Records for this task:
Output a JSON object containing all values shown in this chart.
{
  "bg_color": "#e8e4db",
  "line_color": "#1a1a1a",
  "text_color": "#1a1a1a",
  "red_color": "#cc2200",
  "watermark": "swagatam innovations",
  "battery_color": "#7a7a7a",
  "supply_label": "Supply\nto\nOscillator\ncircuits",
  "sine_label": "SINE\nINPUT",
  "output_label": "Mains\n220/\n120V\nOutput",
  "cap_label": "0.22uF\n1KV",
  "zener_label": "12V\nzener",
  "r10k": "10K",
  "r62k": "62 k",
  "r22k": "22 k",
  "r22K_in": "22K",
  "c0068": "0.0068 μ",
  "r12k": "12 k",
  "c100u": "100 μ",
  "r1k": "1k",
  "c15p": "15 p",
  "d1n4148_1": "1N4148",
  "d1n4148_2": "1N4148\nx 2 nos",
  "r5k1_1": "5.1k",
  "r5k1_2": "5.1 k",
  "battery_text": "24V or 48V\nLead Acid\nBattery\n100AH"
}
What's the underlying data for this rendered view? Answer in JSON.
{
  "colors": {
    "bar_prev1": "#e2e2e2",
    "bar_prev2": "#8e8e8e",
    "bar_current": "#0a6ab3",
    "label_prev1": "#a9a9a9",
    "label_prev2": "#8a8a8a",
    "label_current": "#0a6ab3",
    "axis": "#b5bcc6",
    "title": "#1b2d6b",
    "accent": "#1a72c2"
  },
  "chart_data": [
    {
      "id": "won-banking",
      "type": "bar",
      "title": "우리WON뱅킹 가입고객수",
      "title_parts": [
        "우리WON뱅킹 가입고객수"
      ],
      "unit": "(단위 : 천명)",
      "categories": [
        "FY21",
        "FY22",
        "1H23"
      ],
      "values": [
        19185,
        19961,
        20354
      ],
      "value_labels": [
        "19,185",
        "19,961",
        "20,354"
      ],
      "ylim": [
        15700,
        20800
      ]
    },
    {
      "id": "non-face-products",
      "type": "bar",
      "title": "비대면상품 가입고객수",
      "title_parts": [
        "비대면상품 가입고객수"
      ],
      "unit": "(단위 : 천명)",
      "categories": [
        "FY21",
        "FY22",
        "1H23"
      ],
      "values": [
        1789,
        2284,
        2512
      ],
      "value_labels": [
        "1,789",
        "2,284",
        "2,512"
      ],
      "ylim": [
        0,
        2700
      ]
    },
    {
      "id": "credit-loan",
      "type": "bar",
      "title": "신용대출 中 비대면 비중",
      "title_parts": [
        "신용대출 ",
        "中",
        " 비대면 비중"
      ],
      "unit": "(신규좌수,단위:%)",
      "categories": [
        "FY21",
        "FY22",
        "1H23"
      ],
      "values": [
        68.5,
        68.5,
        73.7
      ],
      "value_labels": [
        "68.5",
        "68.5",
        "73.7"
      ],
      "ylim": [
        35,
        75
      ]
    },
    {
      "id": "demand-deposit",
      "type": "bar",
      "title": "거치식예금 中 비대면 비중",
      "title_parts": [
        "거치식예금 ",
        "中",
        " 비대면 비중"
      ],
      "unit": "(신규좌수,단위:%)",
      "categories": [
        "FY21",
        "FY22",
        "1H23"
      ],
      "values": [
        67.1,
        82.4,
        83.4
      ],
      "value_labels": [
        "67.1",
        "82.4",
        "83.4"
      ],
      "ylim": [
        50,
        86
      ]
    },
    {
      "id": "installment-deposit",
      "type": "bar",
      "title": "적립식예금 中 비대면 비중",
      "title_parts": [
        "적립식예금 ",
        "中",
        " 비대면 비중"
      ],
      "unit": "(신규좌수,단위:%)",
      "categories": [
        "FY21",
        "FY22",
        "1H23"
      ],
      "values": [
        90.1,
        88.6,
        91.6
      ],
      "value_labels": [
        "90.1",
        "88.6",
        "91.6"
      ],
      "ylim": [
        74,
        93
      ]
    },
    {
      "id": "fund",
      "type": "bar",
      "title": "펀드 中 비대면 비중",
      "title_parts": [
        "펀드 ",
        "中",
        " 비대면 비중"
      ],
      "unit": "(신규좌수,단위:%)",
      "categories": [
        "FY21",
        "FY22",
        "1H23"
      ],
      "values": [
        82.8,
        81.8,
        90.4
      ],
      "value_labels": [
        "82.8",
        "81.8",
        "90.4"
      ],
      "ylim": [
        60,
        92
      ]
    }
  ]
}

Exercise brief: Look over the listing. Pull out every line with the string "deposit" in it.

Output of the exercise:
      "id": "demand-deposit",
      "id": "installment-deposit",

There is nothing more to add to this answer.